[Challenge] Using the data beneath, show every line that includes the word "title".

[Dataset content]
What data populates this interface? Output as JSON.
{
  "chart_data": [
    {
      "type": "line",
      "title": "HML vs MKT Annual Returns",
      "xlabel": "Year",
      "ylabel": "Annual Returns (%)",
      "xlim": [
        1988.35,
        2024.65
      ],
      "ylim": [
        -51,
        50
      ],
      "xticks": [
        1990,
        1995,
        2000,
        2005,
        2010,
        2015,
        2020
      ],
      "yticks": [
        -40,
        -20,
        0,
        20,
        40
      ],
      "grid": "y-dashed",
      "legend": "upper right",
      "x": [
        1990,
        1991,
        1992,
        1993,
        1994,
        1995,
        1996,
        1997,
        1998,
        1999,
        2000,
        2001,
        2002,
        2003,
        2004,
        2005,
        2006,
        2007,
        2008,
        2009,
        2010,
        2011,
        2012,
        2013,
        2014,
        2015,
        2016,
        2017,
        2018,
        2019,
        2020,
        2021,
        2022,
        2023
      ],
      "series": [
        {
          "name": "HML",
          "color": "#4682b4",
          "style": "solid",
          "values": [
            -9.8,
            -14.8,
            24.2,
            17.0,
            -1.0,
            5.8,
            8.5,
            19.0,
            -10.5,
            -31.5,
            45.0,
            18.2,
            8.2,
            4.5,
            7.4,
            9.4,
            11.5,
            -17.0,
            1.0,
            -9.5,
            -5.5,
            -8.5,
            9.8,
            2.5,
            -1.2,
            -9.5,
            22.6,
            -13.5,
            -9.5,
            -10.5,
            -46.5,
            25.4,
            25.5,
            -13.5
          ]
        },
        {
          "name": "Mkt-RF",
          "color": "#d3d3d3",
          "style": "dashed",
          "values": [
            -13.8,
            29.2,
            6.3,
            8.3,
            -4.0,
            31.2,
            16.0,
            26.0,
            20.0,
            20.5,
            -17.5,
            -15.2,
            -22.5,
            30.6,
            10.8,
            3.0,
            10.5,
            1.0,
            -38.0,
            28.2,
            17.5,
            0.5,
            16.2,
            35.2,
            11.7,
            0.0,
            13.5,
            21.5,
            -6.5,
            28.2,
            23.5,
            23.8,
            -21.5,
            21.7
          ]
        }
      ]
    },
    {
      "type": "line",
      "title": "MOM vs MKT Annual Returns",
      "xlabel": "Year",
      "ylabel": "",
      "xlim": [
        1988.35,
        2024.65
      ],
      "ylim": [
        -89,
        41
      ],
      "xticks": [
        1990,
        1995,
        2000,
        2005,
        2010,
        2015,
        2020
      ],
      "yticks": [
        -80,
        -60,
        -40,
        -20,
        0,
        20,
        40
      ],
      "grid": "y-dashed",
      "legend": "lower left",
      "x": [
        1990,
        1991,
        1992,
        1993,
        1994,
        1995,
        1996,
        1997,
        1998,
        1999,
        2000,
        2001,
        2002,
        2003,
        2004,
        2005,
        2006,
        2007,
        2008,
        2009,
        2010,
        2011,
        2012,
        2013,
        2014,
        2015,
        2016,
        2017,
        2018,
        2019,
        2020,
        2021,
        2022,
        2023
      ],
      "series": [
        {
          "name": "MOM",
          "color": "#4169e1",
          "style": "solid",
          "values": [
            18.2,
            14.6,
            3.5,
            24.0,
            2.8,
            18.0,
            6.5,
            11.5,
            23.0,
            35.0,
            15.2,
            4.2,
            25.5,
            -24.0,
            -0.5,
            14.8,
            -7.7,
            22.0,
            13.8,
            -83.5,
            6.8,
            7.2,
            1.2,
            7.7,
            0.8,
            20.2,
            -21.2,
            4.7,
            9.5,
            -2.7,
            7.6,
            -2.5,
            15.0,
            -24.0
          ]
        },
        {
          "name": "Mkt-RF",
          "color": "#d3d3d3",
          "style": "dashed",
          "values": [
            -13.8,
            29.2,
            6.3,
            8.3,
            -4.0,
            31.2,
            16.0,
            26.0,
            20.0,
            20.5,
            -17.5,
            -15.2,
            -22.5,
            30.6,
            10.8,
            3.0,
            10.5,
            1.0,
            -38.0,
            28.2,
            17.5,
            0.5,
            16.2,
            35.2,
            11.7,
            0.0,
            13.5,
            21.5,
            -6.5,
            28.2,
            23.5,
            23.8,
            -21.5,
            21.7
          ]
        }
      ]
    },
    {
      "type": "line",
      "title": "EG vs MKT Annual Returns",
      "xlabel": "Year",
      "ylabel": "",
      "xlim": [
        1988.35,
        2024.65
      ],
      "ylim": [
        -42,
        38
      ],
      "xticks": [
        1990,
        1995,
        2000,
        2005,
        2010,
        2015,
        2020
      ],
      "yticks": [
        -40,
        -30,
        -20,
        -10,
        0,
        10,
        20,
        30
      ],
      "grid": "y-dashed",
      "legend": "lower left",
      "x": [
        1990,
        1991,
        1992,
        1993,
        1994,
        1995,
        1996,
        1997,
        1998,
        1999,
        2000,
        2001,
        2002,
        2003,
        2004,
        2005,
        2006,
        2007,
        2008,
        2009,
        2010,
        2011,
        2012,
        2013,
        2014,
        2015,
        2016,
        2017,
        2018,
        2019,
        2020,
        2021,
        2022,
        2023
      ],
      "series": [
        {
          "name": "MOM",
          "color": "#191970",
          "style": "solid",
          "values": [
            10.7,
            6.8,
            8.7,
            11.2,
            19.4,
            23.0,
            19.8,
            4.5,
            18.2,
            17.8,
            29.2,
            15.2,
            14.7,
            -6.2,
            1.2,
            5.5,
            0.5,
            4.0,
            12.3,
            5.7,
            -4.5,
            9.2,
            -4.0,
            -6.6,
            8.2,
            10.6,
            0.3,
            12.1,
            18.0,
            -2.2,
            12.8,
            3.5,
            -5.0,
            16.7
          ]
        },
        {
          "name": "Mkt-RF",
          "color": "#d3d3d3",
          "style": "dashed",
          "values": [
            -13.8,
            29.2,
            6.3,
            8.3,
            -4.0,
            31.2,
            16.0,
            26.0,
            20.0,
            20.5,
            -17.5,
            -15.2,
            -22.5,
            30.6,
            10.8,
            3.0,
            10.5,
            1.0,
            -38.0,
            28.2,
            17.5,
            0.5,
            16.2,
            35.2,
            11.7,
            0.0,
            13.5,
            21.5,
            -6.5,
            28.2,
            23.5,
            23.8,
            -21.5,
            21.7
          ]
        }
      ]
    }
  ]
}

[Result of this exercise]
      "title": "HML vs MKT Annual Returns",
      "title": "MOM vs MKT Annual Returns",
      "title": "EG vs MKT Annual Returns",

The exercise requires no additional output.